> [Task statement] Find the word "automatikusan" in the material below and gather every line that contains it.

> [Given records]
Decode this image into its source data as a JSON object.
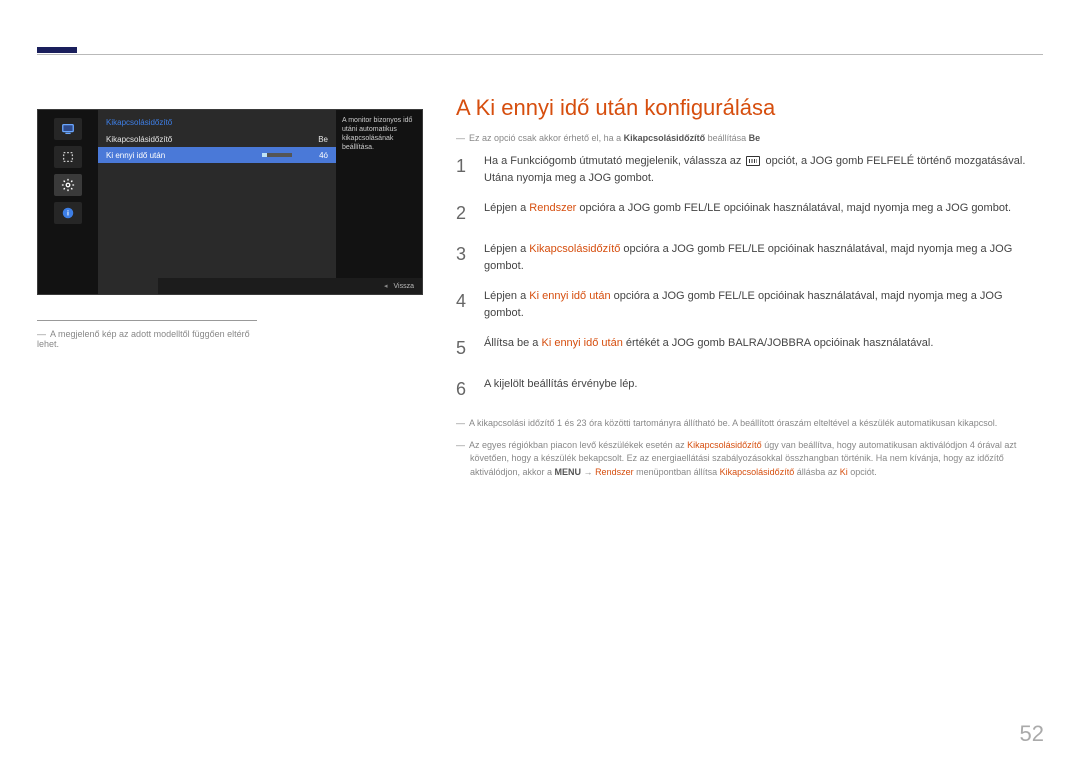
{
  "page_number": "52",
  "title": "A Ki ennyi idő után konfigurálása",
  "osd": {
    "header": "Kikapcsolásidőzítő",
    "rows": [
      {
        "label": "Kikapcsolásidőzítő",
        "value": "Be"
      },
      {
        "label": "Ki ennyi idő után",
        "value": "4ó",
        "slider_pct": 17
      }
    ],
    "description": "A monitor bizonyos idő utáni automatikus kikapcsolásának beállítása.",
    "footer_back": "Vissza"
  },
  "osd_note": "A megjelenő kép az adott modelltől függően eltérő lehet.",
  "pre_note": {
    "prefix": "Ez az opció csak akkor érhető el, ha a ",
    "bold1": "Kikapcsolásidőzítő",
    "mid": " beállítása ",
    "bold2": "Be"
  },
  "steps": [
    {
      "num": "1",
      "parts": [
        {
          "t": "plain",
          "v": "Ha a Funkciógomb útmutató megjelenik, válassza az "
        },
        {
          "t": "icon"
        },
        {
          "t": "plain",
          "v": " opciót, a JOG gomb FELFELÉ történő mozgatásával. Utána nyomja meg a JOG gombot."
        }
      ]
    },
    {
      "num": "2",
      "parts": [
        {
          "t": "plain",
          "v": "Lépjen a "
        },
        {
          "t": "bold",
          "v": "Rendszer"
        },
        {
          "t": "plain",
          "v": " opcióra a JOG gomb FEL/LE opcióinak használatával, majd nyomja meg a JOG gombot."
        }
      ]
    },
    {
      "num": "3",
      "parts": [
        {
          "t": "plain",
          "v": "Lépjen a "
        },
        {
          "t": "bold",
          "v": "Kikapcsolásidőzítő"
        },
        {
          "t": "plain",
          "v": " opcióra a JOG gomb FEL/LE opcióinak használatával, majd nyomja meg a JOG gombot."
        }
      ]
    },
    {
      "num": "4",
      "parts": [
        {
          "t": "plain",
          "v": "Lépjen a "
        },
        {
          "t": "bold",
          "v": "Ki ennyi idő után"
        },
        {
          "t": "plain",
          "v": " opcióra a JOG gomb FEL/LE opcióinak használatával, majd nyomja meg a JOG gombot."
        }
      ]
    },
    {
      "num": "5",
      "parts": [
        {
          "t": "plain",
          "v": "Állítsa be a "
        },
        {
          "t": "bold",
          "v": "Ki ennyi idő után"
        },
        {
          "t": "plain",
          "v": " értékét a JOG gomb BALRA/JOBBRA opcióinak használatával."
        }
      ]
    },
    {
      "num": "6",
      "parts": [
        {
          "t": "plain",
          "v": "A kijelölt beállítás érvénybe lép."
        }
      ]
    }
  ],
  "post_notes": [
    {
      "parts": [
        {
          "t": "plain",
          "v": "A kikapcsolási időzítő 1 és 23 óra közötti tartományra állítható be. A beállított óraszám elteltével a készülék automatikusan kikapcsol."
        }
      ]
    },
    {
      "parts": [
        {
          "t": "plain",
          "v": "Az egyes régiókban piacon levő készülékek esetén az "
        },
        {
          "t": "bold",
          "v": "Kikapcsolásidőzítő"
        },
        {
          "t": "plain",
          "v": " úgy van beállítva, hogy automatikusan aktiválódjon 4 órával azt követően, hogy a készülék bekapcsolt. Ez az energiaellátási szabályozásokkal összhangban történik. Ha nem kívánja, hogy az időzítő aktiválódjon, akkor a "
        },
        {
          "t": "strong",
          "v": "MENU"
        },
        {
          "t": "plain",
          "v": " → "
        },
        {
          "t": "bold",
          "v": "Rendszer"
        },
        {
          "t": "plain",
          "v": " menüpontban állítsa "
        },
        {
          "t": "bold",
          "v": "Kikapcsolásidőzítő"
        },
        {
          "t": "plain",
          "v": " állásba az "
        },
        {
          "t": "bold",
          "v": "Ki"
        },
        {
          "t": "plain",
          "v": " opciót."
        }
      ]
    }
  ]
}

> [Task result]
          "v": "A kikapcsolási időzítő 1 és 23 óra közötti tartományra állítható be. A beállított óraszám elteltével a készülék automatikusan kikapcsol."
          "v": " úgy van beállítva, hogy automatikusan aktiválódjon 4 órával azt követően, hogy a készülék bekapcsolt. Ez az energiaellátási szabályozásokkal összhangban történik. Ha nem kívánja, hogy az időzítő aktiválódjon, akkor a "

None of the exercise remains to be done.